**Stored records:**
◆ ◆ ◆
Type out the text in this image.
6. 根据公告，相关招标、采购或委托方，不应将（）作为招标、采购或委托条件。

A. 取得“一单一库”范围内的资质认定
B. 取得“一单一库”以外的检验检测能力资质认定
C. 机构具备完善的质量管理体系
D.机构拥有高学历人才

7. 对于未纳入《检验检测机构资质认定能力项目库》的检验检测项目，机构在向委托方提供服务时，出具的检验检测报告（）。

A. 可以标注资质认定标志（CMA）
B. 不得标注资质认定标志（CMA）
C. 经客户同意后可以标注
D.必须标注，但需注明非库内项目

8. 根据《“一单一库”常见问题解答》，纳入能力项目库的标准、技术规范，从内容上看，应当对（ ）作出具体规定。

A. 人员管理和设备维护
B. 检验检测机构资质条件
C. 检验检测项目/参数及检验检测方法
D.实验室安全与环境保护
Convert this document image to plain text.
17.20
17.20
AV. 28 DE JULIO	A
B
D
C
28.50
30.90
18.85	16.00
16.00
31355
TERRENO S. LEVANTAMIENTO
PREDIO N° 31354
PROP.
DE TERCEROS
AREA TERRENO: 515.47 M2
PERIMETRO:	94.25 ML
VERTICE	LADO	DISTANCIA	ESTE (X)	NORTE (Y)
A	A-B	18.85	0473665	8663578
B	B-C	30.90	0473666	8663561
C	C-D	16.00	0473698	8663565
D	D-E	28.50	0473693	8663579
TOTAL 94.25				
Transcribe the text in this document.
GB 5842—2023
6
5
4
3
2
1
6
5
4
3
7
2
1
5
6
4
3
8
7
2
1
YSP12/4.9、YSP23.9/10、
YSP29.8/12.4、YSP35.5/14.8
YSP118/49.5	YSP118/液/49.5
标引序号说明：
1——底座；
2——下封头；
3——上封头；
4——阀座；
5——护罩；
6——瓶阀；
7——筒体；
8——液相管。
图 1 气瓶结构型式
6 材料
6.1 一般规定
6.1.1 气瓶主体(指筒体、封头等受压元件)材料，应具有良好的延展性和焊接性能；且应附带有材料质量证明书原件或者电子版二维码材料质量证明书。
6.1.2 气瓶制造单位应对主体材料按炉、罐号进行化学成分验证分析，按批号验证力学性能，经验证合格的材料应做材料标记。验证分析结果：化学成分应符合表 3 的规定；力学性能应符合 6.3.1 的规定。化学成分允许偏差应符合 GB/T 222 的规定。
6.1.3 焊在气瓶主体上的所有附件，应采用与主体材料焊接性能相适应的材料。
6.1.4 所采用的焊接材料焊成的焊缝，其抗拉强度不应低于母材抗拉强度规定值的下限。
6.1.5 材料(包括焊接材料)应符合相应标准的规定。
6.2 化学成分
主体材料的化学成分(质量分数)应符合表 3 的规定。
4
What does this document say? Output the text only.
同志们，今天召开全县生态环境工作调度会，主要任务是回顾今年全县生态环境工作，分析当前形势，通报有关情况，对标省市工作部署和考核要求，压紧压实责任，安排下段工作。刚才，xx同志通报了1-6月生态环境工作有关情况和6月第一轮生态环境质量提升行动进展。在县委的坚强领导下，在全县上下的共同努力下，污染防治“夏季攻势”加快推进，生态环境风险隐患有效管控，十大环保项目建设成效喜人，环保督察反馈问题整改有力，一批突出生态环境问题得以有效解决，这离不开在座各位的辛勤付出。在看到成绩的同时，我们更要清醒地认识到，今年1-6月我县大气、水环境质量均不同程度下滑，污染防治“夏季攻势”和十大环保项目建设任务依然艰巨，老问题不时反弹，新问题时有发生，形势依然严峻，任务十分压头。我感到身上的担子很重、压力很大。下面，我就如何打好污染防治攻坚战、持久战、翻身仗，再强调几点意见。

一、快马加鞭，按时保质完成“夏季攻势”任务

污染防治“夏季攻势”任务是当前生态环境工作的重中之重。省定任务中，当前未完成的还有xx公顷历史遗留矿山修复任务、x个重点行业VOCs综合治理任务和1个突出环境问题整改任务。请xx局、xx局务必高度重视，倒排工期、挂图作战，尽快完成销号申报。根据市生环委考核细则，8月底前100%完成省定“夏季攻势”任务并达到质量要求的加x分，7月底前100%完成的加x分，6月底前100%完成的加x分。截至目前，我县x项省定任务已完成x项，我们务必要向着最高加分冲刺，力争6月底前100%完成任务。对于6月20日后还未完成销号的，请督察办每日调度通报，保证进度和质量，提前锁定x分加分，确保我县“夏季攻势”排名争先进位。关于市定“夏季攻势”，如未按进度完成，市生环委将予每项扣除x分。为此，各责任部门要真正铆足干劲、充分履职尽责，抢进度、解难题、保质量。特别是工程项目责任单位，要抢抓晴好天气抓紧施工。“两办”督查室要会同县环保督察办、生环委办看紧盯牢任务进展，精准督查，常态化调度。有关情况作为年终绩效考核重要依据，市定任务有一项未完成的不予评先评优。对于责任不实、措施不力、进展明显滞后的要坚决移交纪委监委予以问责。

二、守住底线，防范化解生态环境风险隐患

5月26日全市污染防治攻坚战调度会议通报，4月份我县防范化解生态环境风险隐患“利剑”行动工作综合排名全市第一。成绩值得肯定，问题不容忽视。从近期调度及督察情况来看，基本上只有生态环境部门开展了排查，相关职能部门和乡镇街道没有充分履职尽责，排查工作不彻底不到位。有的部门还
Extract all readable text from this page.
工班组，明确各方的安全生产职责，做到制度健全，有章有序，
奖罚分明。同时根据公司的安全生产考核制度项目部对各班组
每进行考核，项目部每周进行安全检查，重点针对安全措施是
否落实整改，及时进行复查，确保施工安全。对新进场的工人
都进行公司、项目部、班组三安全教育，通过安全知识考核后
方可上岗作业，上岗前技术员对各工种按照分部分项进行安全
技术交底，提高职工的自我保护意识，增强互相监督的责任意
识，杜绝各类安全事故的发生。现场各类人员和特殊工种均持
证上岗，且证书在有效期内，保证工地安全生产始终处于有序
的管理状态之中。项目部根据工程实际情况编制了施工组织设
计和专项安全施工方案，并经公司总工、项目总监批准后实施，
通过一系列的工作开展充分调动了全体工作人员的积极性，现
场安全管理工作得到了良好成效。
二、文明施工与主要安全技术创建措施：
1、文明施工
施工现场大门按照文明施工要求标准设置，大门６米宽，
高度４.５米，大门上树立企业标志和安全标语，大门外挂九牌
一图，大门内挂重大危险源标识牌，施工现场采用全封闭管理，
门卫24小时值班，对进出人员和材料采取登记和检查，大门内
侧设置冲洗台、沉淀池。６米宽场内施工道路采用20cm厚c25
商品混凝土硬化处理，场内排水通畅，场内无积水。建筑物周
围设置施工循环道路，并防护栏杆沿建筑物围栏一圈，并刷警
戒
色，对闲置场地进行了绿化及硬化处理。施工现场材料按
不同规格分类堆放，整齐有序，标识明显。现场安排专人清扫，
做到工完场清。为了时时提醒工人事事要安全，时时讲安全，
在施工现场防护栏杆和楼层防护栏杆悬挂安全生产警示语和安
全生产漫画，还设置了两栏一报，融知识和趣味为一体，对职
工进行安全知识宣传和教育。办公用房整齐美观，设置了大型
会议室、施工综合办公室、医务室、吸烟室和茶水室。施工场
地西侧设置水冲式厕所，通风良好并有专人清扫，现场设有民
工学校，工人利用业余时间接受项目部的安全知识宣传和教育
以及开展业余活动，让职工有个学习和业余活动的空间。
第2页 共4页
◆ ◆ ◆
**What to work on:** Set down, exactly and in full, the lines from the one containing "Extract all readable text from this page." through the end of the entries; no other line belongs.

**Exercise output:**
Extract all readable text from this page.
工班组，明确各方的安全生产职责，做到制度健全，有章有序，
奖罚分明。同时根据公司的安全生产考核制度项目部对各班组
每进行考核，项目部每周进行安全检查，重点针对安全措施是
否落实整改，及时进行复查，确保施工安全。对新进场的工人
都进行公司、项目部、班组三安全教育，通过安全知识考核后
方可上岗作业，上岗前技术员对各工种按照分部分项进行安全
技术交底，提高职工的自我保护意识，增强互相监督的责任意
识，杜绝各类安全事故的发生。现场各类人员和特殊工种均持
证上岗，且证书在有效期内，保证工地安全生产始终处于有序
的管理状态之中。项目部根据工程实际情况编制了施工组织设
计和专项安全施工方案，并经公司总工、项目总监批准后实施，
通过一系列的工作开展充分调动了全体工作人员的积极性，现
场安全管理工作得到了良好成效。
二、文明施工与主要安全技术创建措施：
1、文明施工
施工现场大门按照文明施工要求标准设置，大门６米宽，
高度４.５米，大门上树立企业标志和安全标语，大门外挂九牌
一图，大门内挂重大危险源标识牌，施工现场采用全封闭管理，
门卫24小时值班，对进出人员和材料采取登记和检查，大门内
侧设置冲洗台、沉淀池。６米宽场内施工道路采用20cm厚c25
商品混凝土硬化处理，场内排水通畅，场内无积水。建筑物周
围设置施工循环道路，并防护栏杆沿建筑物围栏一圈，并刷警
戒
色，对闲置场地进行了绿化及硬化处理。施工现场材料按
不同规格分类堆放，整齐有序，标识明显。现场安排专人清扫，
做到工完场清。为了时时提醒工人事事要安全，时时讲安全，
在施工现场防护栏杆和楼层防护栏杆悬挂安全生产警示语和安
全生产漫画，还设置了两栏一报，融知识和趣味为一体，对职
工进行安全知识宣传和教育。办公用房整齐美观，设置了大型
会议室、施工综合办公室、医务室、吸烟室和茶水室。施工场
地西侧设置水冲式厕所，通风良好并有专人清扫，现场设有民
工学校，工人利用业余时间接受项目部的安全知识宣传和教育
以及开展业余活动，让职工有个学习和业余活动的空间。
第2页 共4页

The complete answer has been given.